**Raw data:**

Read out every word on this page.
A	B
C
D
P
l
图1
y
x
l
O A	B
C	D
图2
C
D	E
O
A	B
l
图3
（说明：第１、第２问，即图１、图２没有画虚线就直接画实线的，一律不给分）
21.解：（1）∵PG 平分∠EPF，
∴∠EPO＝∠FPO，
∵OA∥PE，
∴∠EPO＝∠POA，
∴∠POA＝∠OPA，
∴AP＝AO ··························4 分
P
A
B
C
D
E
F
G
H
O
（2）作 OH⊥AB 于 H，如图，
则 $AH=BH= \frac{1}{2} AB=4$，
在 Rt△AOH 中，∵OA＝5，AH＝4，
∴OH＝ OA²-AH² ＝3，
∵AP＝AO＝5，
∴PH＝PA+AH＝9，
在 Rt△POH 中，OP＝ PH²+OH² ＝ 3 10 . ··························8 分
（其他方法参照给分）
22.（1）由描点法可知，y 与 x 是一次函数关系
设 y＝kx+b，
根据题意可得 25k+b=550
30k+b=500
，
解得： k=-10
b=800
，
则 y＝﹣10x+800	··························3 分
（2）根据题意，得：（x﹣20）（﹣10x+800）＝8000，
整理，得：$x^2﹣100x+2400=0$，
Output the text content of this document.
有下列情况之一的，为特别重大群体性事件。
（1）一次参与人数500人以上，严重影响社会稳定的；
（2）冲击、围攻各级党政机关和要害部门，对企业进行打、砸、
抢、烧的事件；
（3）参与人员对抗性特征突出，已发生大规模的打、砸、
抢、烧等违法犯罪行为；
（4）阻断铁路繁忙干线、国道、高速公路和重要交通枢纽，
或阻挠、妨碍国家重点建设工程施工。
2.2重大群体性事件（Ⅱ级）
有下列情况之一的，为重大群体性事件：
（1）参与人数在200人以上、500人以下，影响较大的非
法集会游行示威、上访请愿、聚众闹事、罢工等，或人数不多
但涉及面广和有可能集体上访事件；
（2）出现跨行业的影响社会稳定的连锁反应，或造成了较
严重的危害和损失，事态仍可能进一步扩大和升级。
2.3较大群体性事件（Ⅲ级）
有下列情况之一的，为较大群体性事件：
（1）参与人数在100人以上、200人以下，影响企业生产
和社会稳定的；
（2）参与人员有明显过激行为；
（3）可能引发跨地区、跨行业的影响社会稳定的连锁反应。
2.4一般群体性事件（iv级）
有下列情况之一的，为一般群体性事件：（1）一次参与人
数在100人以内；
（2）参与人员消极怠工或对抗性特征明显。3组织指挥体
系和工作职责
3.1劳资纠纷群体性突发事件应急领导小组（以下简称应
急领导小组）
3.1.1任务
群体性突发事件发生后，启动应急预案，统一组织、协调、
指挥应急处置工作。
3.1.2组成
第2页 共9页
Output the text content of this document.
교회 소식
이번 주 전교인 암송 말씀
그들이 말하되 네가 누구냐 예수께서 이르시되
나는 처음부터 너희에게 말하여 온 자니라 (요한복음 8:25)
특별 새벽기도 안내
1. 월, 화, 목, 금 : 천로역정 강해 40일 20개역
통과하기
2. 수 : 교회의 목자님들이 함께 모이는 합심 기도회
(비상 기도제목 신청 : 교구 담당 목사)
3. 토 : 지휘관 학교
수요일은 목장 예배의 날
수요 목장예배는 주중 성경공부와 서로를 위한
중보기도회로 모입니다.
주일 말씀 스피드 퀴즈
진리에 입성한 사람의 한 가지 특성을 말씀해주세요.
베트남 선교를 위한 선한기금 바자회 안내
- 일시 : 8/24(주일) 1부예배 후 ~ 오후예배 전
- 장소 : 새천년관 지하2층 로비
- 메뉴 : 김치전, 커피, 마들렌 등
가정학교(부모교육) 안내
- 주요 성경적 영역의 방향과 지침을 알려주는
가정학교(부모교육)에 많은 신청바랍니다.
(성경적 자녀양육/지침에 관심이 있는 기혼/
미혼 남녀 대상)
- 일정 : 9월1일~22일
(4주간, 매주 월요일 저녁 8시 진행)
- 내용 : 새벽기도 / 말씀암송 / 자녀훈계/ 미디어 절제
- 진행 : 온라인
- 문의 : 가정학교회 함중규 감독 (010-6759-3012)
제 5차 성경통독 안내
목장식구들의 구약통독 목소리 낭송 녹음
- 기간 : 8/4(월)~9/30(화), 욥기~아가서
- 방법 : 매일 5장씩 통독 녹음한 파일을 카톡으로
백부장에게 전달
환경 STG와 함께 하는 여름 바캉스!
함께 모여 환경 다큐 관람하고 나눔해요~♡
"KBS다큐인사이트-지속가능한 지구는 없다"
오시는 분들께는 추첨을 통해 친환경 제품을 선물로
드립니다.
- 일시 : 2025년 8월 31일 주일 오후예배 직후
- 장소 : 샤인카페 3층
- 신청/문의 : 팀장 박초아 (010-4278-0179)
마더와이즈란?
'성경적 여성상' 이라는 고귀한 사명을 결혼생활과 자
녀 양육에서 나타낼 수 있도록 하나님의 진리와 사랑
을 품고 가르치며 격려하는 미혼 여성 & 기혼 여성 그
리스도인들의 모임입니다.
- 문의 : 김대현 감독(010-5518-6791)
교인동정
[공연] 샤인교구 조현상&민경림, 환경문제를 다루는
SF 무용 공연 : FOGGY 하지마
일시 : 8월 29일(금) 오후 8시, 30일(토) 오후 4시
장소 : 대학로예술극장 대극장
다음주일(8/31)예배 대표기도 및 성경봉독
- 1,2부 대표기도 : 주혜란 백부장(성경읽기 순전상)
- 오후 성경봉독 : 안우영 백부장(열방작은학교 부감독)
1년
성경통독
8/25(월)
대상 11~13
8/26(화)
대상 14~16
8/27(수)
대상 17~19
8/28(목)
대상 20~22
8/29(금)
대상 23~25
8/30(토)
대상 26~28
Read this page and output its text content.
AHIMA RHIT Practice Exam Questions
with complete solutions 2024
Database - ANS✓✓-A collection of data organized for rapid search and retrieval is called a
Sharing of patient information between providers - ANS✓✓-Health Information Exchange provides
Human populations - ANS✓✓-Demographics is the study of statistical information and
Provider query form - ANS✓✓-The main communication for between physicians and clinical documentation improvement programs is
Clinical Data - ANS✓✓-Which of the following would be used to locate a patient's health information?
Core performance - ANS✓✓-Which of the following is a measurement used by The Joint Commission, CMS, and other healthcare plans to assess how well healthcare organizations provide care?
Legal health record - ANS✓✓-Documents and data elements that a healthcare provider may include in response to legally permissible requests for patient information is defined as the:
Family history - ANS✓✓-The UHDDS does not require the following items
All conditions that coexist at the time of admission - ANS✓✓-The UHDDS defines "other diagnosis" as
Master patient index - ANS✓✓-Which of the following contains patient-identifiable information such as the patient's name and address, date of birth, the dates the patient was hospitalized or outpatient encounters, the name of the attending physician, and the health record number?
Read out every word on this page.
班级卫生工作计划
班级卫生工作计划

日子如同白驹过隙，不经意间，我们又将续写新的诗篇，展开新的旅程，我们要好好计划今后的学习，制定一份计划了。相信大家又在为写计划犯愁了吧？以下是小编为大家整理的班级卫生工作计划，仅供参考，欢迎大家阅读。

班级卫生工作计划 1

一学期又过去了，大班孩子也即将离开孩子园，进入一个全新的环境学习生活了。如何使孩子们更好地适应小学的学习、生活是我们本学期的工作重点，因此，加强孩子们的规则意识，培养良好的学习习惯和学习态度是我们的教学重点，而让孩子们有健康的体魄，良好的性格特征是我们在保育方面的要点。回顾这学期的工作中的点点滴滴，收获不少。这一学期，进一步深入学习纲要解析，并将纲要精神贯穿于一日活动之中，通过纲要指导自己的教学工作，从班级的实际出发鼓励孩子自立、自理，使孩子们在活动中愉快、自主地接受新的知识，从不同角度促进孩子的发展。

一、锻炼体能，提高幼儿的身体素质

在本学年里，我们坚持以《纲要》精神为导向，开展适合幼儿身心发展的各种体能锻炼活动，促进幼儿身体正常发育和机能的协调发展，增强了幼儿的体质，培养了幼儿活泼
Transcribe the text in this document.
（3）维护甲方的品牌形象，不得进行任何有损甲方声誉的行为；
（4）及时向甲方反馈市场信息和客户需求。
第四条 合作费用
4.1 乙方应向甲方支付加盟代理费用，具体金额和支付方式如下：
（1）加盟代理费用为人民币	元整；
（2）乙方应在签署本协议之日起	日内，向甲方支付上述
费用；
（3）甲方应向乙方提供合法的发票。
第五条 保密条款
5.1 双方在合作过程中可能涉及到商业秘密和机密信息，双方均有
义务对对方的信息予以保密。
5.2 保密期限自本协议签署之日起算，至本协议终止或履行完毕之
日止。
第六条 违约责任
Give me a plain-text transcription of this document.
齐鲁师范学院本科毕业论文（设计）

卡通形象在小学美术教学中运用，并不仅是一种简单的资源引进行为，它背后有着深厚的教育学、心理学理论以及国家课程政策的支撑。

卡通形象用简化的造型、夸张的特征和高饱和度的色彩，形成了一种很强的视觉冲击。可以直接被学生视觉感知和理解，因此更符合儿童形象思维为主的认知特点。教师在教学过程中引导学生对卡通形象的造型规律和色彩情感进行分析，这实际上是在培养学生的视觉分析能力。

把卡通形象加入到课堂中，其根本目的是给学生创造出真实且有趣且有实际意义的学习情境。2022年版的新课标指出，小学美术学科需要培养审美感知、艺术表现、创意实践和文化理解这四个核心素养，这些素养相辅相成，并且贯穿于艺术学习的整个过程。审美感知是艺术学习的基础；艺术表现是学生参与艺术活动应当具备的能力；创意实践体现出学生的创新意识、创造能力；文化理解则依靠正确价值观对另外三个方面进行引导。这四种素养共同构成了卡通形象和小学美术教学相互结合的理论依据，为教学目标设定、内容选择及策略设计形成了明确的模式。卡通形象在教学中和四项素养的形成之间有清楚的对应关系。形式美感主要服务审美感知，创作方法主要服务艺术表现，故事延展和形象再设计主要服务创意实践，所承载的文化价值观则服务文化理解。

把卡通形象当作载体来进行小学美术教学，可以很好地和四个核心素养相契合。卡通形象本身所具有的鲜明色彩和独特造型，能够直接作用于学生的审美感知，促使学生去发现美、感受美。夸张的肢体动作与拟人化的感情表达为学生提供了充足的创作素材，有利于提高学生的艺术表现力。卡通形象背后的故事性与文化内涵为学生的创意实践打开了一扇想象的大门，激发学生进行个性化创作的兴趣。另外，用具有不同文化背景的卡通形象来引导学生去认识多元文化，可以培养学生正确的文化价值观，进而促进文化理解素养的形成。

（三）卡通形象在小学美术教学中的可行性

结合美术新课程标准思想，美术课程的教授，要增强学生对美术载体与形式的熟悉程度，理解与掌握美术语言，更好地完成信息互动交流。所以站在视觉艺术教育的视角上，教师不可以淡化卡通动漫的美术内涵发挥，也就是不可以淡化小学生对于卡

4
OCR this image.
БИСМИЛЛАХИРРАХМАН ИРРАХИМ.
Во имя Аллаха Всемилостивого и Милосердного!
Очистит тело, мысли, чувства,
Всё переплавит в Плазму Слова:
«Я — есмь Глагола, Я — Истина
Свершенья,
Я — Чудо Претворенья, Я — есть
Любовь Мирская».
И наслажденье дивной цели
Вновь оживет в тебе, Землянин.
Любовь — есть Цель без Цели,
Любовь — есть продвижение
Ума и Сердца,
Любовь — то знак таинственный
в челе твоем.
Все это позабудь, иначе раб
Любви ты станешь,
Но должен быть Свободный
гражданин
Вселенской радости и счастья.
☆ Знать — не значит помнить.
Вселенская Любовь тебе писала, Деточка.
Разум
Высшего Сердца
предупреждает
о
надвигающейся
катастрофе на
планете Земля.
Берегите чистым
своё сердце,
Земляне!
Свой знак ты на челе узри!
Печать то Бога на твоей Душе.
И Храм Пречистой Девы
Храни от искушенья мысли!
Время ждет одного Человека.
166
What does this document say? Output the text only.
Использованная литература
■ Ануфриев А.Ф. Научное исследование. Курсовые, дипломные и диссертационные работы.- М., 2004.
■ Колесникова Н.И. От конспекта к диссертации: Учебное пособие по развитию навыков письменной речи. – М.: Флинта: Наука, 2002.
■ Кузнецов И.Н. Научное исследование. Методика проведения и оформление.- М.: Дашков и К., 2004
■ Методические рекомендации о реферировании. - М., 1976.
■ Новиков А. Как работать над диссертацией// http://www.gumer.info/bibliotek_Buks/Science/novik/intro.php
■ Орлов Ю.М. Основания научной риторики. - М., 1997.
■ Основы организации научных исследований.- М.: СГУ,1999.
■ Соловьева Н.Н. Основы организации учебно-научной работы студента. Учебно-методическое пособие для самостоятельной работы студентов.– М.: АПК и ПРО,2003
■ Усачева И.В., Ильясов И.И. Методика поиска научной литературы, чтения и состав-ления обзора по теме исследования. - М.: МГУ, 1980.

**Set task:** Copy out every line in the listing where the word "other" appears.

**Task answer:**
Core performance - ANS✓✓-Which of the following is a measurement used by The Joint Commission, CMS, and other healthcare plans to assess how well healthcare organizations provide care?
All conditions that coexist at the time of admission - ANS✓✓-The UHDDS defines "other diagnosis" as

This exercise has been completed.